### [Requirement]
Below is a block of records. Copy every line in it that contains the word "Правительству".

** start Task data **

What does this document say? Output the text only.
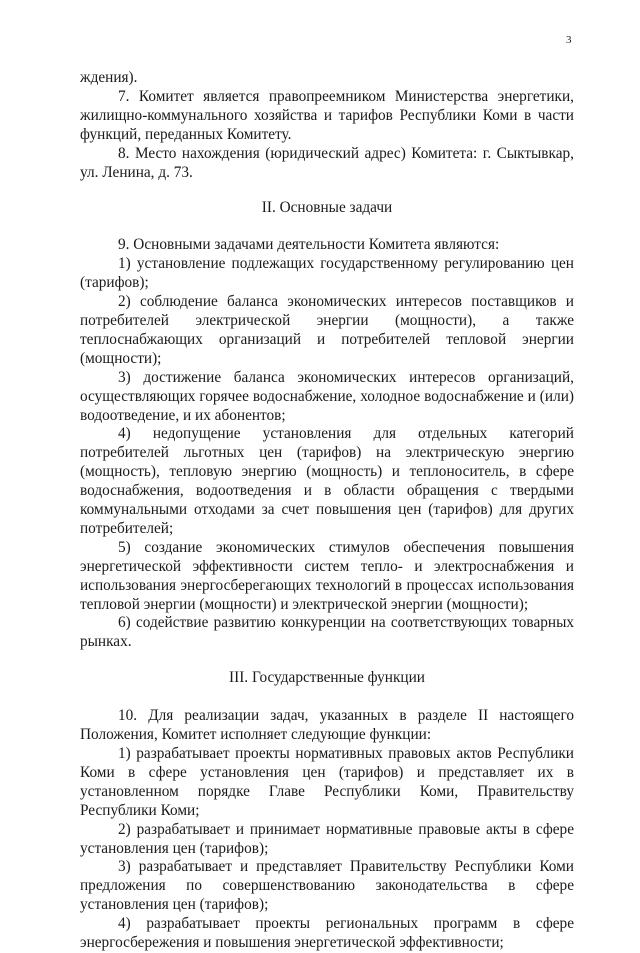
3

ждения).

7. Комитет является правопреемником Министерства энергетики, жилищно-коммунального хозяйства и тарифов Республики Коми в части функций, переданных Комитету.

8. Место нахождения (юридический адрес) Комитета: г. Сыктывкар, ул. Ленина, д. 73.

II. Основные задачи

9. Основными задачами деятельности Комитета являются:

1) установление подлежащих государственному регулированию цен (тарифов);

2) соблюдение баланса экономических интересов поставщиков и потребителей электрической энергии (мощности), а также теплоснабжающих организаций и потребителей тепловой энергии (мощности);

3) достижение баланса экономических интересов организаций, осуществляющих горячее водоснабжение, холодное водоснабжение и (или) водоотведение, и их абонентов;

4) недопущение установления для отдельных категорий потребителей льготных цен (тарифов) на электрическую энергию (мощность), тепловую энергию (мощность) и теплоноситель, в сфере водоснабжения, водоотведения и в области обращения с твердыми коммунальными отходами за счет повышения цен (тарифов) для других потребителей;

5) создание экономических стимулов обеспечения повышения энергетической эффективности систем тепло- и электроснабжения и использования энергосберегающих технологий в процессах использования тепловой энергии (мощности) и электрической энергии (мощности);

6) содействие развитию конкуренции на соответствующих товарных рынках.

III. Государственные функции

10. Для реализации задач, указанных в разделе II настоящего Положения, Комитет исполняет следующие функции:

1) разрабатывает проекты нормативных правовых актов Республики Коми в сфере установления цен (тарифов) и представляет их в установленном порядке Главе Республики Коми, Правительству Республики Коми;

2) разрабатывает и принимает нормативные правовые акты в сфере установления цен (тарифов);

3) разрабатывает и представляет Правительству Республики Коми предложения по совершенствованию законодательства в сфере установления цен (тарифов);

4) разрабатывает проекты региональных программ в сфере энергосбережения и повышения энергетической эффективности;
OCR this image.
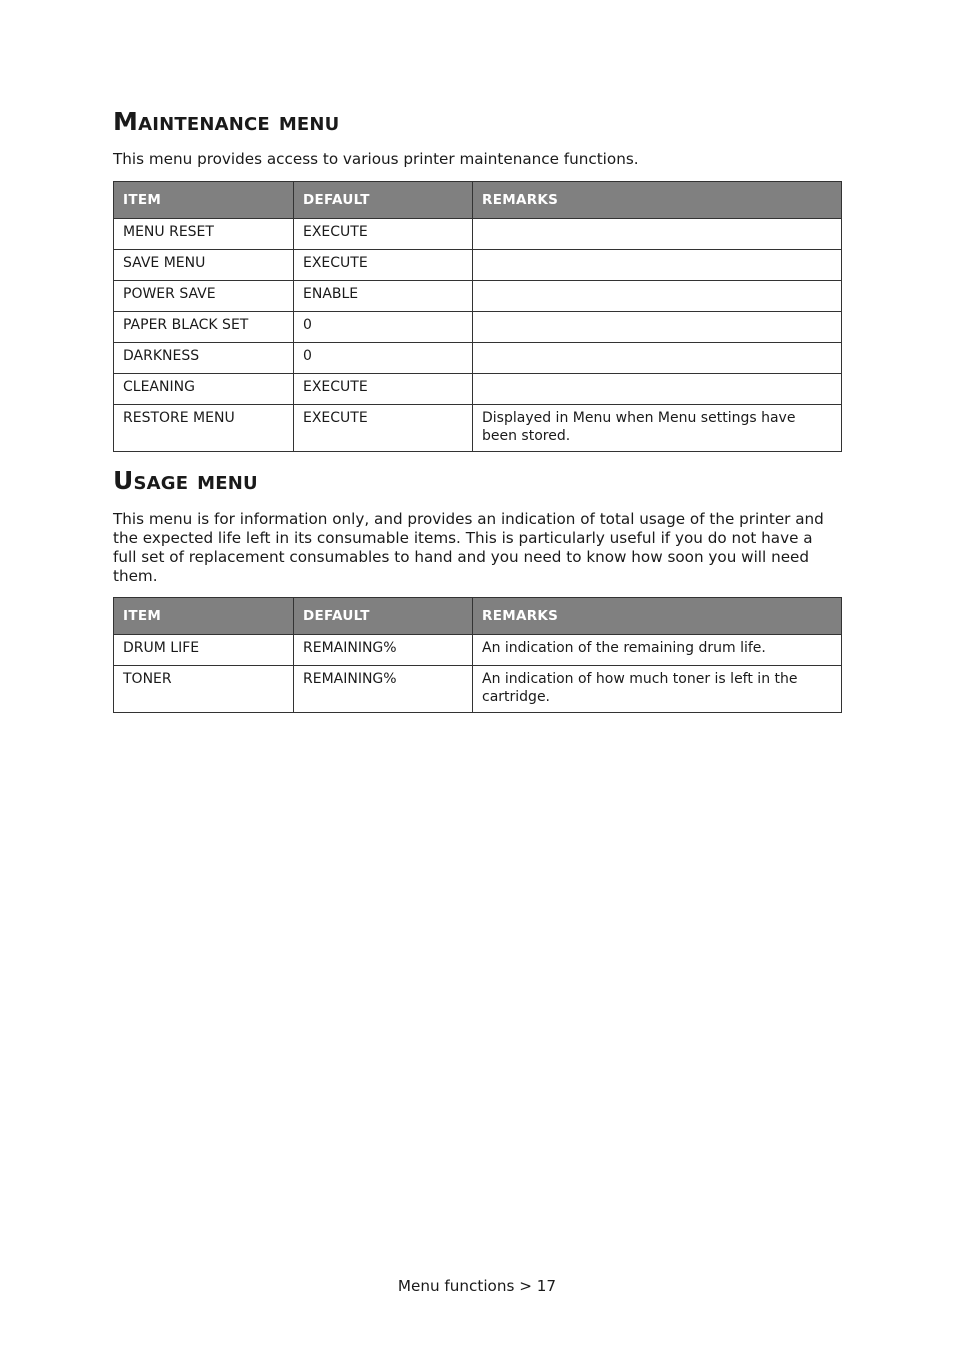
Maintenance menu

This menu provides access to various printer maintenance functions.

ITEM	DEFAULT	REMARKS
MENU RESET	EXECUTE	
SAVE MENU	EXECUTE	
POWER SAVE	ENABLE	
PAPER BLACK SET	0	
DARKNESS	0	
CLEANING	EXECUTE	
RESTORE MENU	EXECUTE	Displayed in Menu when Menu settings have been stored.
Usage menu

This menu is for information only, and provides an indication of total usage of the printer and the expected life left in its consumable items. This is particularly useful if you do not have a full set of replacement consumables to hand and you need to know how soon you will need them.

ITEM	DEFAULT	REMARKS
DRUM LIFE	REMAINING%	An indication of the remaining drum life.
TONER	REMAINING%	An indication of how much toner is left in the cartridge.
Menu functions > 17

** end Task data **

### [Full response]
1) разрабатывает проекты нормативных правовых актов Республики Коми в сфере установления цен (тарифов) и представляет их в установленном порядке Главе Республики Коми, Правительству Республики Коми;
3) разрабатывает и представляет Правительству Республики Коми предложения по совершенствованию законодательства в сфере установления цен (тарифов);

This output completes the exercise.